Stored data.

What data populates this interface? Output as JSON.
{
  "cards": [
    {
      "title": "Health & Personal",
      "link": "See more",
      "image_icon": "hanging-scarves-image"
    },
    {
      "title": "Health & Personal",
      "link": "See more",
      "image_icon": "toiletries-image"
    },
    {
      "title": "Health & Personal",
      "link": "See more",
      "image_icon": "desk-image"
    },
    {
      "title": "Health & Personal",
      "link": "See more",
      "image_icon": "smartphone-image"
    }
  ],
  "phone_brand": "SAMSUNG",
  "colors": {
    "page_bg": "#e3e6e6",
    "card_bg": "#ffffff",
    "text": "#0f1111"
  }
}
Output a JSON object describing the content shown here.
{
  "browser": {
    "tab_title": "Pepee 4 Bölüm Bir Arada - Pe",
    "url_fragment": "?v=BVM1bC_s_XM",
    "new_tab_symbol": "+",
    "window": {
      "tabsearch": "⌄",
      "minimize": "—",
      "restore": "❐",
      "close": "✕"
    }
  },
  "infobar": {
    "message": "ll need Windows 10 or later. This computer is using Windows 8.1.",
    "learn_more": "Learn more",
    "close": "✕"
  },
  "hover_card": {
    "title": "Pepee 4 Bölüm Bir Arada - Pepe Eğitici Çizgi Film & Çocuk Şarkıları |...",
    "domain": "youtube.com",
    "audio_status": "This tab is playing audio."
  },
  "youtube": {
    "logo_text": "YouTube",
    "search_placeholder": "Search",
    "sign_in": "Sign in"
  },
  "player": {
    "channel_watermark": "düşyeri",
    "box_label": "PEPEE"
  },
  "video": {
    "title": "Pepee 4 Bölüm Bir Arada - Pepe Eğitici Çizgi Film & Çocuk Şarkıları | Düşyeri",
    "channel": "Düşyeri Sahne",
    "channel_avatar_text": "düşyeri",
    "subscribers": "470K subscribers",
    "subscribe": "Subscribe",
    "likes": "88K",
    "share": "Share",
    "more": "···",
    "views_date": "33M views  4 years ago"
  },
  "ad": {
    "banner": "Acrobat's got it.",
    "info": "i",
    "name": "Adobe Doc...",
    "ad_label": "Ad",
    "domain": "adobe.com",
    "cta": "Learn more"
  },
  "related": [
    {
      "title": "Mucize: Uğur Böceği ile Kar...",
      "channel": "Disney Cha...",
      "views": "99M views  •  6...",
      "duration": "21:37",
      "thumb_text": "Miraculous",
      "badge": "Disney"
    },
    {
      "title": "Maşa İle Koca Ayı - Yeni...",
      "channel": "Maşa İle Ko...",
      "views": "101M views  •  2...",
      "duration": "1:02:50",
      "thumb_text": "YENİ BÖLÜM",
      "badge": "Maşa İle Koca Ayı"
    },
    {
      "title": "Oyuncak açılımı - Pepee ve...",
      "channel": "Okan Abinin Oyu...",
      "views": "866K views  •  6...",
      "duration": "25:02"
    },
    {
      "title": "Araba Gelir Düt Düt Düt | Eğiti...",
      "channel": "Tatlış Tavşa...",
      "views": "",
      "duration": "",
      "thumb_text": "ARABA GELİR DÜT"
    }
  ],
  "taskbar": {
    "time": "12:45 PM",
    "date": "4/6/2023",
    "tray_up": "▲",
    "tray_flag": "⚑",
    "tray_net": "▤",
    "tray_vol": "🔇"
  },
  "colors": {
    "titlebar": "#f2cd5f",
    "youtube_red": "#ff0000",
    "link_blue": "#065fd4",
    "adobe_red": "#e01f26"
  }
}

Stated goal.
Write out the whole listing exactly.

Solution to the exercise.
What data populates this interface? Output as JSON.
{
  "cards": [
    {
      "title": "Health & Personal",
      "link": "See more",
      "image_icon": "hanging-scarves-image"
    },
    {
      "title": "Health & Personal",
      "link": "See more",
      "image_icon": "toiletries-image"
    },
    {
      "title": "Health & Personal",
      "link": "See more",
      "image_icon": "desk-image"
    },
    {
      "title": "Health & Personal",
      "link": "See more",
      "image_icon": "smartphone-image"
    }
  ],
  "phone_brand": "SAMSUNG",
  "colors": {
    "page_bg": "#e3e6e6",
    "card_bg": "#ffffff",
    "text": "#0f1111"
  }
}
Output a JSON object describing the content shown here.
{
  "browser": {
    "tab_title": "Pepee 4 Bölüm Bir Arada - Pe",
    "url_fragment": "?v=BVM1bC_s_XM",
    "new_tab_symbol": "+",
    "window": {
      "tabsearch": "⌄",
      "minimize": "—",
      "restore": "❐",
      "close": "✕"
    }
  },
  "infobar": {
    "message": "ll need Windows 10 or later. This computer is using Windows 8.1.",
    "learn_more": "Learn more",
    "close": "✕"
  },
  "hover_card": {
    "title": "Pepee 4 Bölüm Bir Arada - Pepe Eğitici Çizgi Film & Çocuk Şarkıları |...",
    "domain": "youtube.com",
    "audio_status": "This tab is playing audio."
  },
  "youtube": {
    "logo_text": "YouTube",
    "search_placeholder": "Search",
    "sign_in": "Sign in"
  },
  "player": {
    "channel_watermark": "düşyeri",
    "box_label": "PEPEE"
  },
  "video": {
    "title": "Pepee 4 Bölüm Bir Arada - Pepe Eğitici Çizgi Film & Çocuk Şarkıları | Düşyeri",
    "channel": "Düşyeri Sahne",
    "channel_avatar_text": "düşyeri",
    "subscribers": "470K subscribers",
    "subscribe": "Subscribe",
    "likes": "88K",
    "share": "Share",
    "more": "···",
    "views_date": "33M views  4 years ago"
  },
  "ad": {
    "banner": "Acrobat's got it.",
    "info": "i",
    "name": "Adobe Doc...",
    "ad_label": "Ad",
    "domain": "adobe.com",
    "cta": "Learn more"
  },
  "related": [
    {
      "title": "Mucize: Uğur Böceği ile Kar...",
      "channel": "Disney Cha...",
      "views": "99M views  •  6...",
      "duration": "21:37",
      "thumb_text": "Miraculous",
      "badge": "Disney"
    },
    {
      "title": "Maşa İle Koca Ayı - Yeni...",
      "channel": "Maşa İle Ko...",
      "views": "101M views  •  2...",
      "duration": "1:02:50",
      "thumb_text": "YENİ BÖLÜM",
      "badge": "Maşa İle Koca Ayı"
    },
    {
      "title": "Oyuncak açılımı - Pepee ve...",
      "channel": "Okan Abinin Oyu...",
      "views": "866K views  •  6...",
      "duration": "25:02"
    },
    {
      "title": "Araba Gelir Düt Düt Düt | Eğiti...",
      "channel": "Tatlış Tavşa...",
      "views": "",
      "duration": "",
      "thumb_text": "ARABA GELİR DÜT"
    }
  ],
  "taskbar": {
    "time": "12:45 PM",
    "date": "4/6/2023",
    "tray_up": "▲",
    "tray_flag": "⚑",
    "tray_net": "▤",
    "tray_vol": "🔇"
  },
  "colors": {
    "titlebar": "#f2cd5f",
    "youtube_red": "#ff0000",
    "link_blue": "#065fd4",
    "adobe_red": "#e01f26"
  }
}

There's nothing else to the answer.